Data in this exercise
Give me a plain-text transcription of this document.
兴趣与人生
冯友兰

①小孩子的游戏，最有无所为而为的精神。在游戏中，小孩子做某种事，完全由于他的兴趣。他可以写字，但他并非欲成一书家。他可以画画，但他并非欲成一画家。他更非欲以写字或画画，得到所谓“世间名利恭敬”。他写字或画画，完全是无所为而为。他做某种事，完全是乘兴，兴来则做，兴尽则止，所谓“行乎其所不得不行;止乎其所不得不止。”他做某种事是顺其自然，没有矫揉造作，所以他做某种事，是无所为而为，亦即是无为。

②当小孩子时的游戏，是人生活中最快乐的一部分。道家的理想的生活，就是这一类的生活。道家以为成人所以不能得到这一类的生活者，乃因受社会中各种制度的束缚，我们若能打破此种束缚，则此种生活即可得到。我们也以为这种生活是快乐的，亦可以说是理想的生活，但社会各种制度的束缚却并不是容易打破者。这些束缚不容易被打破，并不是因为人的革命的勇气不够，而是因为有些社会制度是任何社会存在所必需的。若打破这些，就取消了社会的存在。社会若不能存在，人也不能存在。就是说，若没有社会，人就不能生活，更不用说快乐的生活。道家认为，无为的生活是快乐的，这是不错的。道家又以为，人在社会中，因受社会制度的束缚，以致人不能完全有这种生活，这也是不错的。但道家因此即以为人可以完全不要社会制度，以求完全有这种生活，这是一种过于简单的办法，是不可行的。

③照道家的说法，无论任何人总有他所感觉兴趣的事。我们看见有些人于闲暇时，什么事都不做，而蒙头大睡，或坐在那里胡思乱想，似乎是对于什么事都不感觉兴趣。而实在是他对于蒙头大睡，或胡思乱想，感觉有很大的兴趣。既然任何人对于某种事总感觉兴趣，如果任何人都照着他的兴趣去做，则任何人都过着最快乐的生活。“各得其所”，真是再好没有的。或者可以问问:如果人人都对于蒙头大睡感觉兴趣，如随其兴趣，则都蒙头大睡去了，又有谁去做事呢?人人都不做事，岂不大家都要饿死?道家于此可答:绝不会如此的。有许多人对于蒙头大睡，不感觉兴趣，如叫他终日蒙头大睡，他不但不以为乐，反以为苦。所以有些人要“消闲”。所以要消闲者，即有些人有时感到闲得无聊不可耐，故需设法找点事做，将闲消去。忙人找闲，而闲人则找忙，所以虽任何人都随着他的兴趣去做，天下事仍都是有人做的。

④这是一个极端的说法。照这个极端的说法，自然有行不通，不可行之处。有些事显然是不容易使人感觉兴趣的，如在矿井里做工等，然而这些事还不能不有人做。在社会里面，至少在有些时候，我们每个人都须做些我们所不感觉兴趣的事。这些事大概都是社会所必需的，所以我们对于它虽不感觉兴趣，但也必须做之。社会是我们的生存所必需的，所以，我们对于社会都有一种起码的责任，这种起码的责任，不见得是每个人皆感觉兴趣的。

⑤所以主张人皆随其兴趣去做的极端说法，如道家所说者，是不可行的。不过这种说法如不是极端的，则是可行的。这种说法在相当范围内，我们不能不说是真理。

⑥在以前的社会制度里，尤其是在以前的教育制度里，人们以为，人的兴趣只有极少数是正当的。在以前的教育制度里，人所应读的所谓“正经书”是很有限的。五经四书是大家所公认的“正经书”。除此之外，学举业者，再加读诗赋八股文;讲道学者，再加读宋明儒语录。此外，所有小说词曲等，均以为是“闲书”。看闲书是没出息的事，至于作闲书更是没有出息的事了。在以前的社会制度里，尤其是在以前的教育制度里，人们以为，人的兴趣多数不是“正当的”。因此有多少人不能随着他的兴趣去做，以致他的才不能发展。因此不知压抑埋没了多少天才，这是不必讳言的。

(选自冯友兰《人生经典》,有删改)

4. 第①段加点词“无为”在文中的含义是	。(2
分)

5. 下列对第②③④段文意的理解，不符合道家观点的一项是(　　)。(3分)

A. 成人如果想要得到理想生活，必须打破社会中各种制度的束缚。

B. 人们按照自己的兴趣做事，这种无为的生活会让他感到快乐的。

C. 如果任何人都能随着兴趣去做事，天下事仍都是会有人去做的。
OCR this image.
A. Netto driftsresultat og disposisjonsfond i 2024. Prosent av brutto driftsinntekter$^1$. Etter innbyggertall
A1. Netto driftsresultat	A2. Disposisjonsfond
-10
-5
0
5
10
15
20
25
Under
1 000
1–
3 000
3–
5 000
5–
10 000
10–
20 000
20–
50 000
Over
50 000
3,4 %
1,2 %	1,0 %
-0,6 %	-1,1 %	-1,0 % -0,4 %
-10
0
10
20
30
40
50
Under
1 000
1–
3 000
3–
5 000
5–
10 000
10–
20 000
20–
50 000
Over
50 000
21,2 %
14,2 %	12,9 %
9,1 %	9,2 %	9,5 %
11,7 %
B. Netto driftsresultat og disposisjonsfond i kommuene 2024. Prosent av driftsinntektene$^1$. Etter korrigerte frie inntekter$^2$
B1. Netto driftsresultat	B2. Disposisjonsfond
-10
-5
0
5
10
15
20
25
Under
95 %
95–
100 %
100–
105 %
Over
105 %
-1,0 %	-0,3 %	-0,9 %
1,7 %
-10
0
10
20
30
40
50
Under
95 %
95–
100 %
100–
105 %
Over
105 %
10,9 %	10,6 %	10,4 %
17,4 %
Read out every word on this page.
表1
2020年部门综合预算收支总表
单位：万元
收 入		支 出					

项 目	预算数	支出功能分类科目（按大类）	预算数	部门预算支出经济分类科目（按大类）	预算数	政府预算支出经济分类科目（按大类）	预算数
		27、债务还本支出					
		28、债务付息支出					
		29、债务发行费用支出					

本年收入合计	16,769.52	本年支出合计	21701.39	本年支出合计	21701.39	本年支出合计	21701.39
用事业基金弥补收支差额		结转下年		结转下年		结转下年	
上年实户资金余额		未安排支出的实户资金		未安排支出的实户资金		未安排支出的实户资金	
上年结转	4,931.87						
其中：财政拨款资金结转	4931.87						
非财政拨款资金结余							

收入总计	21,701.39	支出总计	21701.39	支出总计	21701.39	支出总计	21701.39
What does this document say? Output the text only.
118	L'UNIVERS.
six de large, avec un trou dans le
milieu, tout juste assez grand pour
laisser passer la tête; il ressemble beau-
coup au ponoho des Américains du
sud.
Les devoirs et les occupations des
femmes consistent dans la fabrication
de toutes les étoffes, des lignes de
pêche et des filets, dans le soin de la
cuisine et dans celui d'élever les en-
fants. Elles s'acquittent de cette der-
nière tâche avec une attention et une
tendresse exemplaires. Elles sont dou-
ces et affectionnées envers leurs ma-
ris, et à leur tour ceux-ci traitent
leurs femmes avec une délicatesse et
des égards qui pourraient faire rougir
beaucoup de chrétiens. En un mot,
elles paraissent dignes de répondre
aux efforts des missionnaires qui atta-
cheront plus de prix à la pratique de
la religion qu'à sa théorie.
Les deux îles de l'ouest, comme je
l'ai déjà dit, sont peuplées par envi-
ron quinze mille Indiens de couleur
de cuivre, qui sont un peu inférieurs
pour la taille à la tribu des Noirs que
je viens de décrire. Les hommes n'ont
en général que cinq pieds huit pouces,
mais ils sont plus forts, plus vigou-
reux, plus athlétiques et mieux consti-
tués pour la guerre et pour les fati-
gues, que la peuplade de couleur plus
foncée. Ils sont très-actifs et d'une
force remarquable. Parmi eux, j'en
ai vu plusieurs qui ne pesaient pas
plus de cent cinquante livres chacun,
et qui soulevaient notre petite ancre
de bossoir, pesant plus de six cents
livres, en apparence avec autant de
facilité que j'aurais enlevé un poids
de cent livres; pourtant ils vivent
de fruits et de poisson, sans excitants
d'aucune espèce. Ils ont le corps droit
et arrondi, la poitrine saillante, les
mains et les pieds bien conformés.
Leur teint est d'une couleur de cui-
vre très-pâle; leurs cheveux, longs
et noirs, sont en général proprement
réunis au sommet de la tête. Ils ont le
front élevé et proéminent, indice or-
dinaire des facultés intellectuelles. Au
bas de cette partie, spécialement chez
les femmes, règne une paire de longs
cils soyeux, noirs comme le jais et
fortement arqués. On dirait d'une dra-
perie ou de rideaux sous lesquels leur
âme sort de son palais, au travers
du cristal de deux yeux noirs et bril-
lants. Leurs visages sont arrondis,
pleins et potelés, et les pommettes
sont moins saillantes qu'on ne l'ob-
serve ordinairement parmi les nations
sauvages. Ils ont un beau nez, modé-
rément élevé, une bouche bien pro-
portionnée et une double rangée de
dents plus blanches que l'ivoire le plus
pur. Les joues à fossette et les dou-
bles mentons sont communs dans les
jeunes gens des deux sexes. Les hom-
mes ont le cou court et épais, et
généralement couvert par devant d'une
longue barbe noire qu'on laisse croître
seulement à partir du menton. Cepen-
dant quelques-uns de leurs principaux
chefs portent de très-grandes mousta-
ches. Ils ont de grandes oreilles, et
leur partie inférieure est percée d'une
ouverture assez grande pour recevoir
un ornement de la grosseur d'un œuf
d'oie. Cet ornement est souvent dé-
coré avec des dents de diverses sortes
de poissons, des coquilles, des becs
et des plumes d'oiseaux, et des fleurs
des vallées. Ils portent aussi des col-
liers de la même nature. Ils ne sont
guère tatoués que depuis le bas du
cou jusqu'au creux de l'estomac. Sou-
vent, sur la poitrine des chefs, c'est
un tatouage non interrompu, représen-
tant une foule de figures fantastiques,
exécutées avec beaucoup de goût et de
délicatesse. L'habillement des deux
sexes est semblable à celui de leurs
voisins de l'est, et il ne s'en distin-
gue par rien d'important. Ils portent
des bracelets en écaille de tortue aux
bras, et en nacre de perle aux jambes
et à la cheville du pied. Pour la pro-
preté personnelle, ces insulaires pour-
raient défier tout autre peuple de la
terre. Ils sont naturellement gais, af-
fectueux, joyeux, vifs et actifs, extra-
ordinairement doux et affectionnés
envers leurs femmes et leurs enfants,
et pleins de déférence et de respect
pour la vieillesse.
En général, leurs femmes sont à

Given request
Search the entries for the string "ordinairement" and collect each line that has it.

Full solution
serve ordinairement parmi les nations
ordinairement doux et affectionnés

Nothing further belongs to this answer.